Check every line of the entries for "Count", and copy the lines that hold it.

(Records from a collection of figures)
::::
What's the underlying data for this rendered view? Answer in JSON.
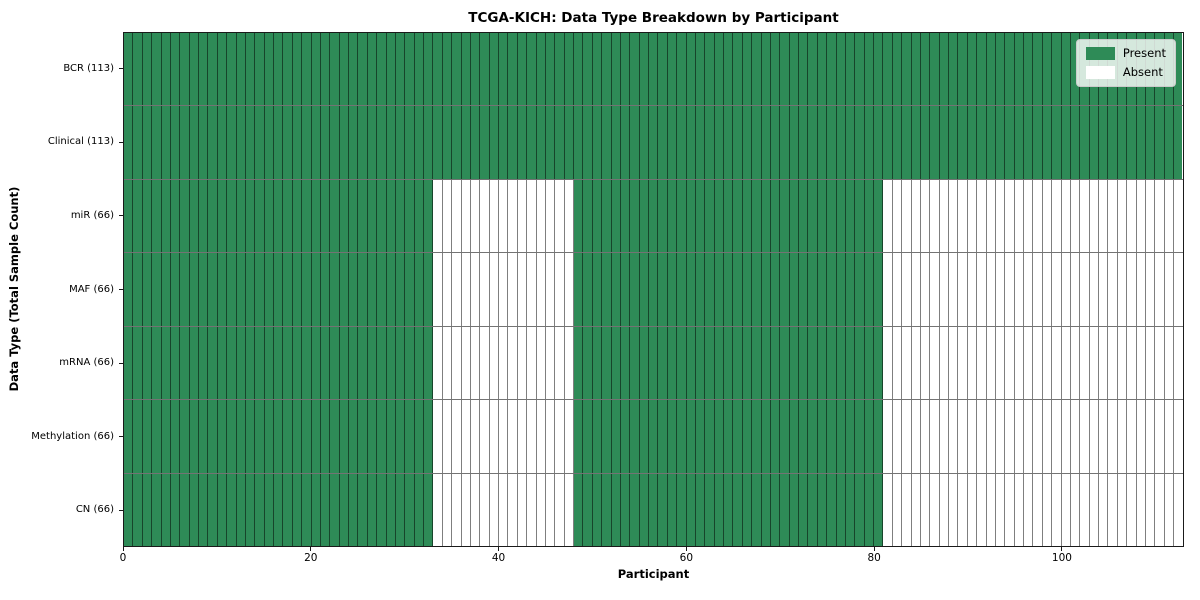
{
  "title": "TCGA-KICH: Data Type Breakdown by Participant",
  "xlabel": "Participant",
  "ylabel": "Data Type (Total Sample Count)",
  "legend": {
    "present_label": "Present",
    "absent_label": "Absent"
  },
  "colors": {
    "present": "#2e8b57",
    "absent": "#ffffff"
  },
  "chart_data": {
    "type": "heatmap",
    "title": "TCGA-KICH: Data Type Breakdown by Participant",
    "xlabel": "Participant",
    "ylabel": "Data Type (Total Sample Count)",
    "n_participants": 113,
    "x_ticks": [
      0,
      20,
      40,
      60,
      80,
      100
    ],
    "xlim": [
      0,
      113
    ],
    "legend_position": "upper right",
    "cell_states": {
      "present": 1,
      "absent": 0
    },
    "rows": [
      {
        "label": "BCR (113)",
        "total": 113,
        "present_ranges": [
          [
            0,
            113
          ]
        ]
      },
      {
        "label": "Clinical (113)",
        "total": 113,
        "present_ranges": [
          [
            0,
            113
          ]
        ]
      },
      {
        "label": "miR (66)",
        "total": 66,
        "present_ranges": [
          [
            0,
            33
          ],
          [
            48,
            81
          ]
        ]
      },
      {
        "label": "MAF (66)",
        "total": 66,
        "present_ranges": [
          [
            0,
            33
          ],
          [
            48,
            81
          ]
        ]
      },
      {
        "label": "mRNA (66)",
        "total": 66,
        "present_ranges": [
          [
            0,
            33
          ],
          [
            48,
            81
          ]
        ]
      },
      {
        "label": "Methylation (66)",
        "total": 66,
        "present_ranges": [
          [
            0,
            33
          ],
          [
            48,
            81
          ]
        ]
      },
      {
        "label": "CN (66)",
        "total": 66,
        "present_ranges": [
          [
            0,
            33
          ],
          [
            48,
            81
          ]
        ]
      }
    ]
  }
}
::::
**RESULT**
  "ylabel": "Data Type (Total Sample Count)",
    "ylabel": "Data Type (Total Sample Count)",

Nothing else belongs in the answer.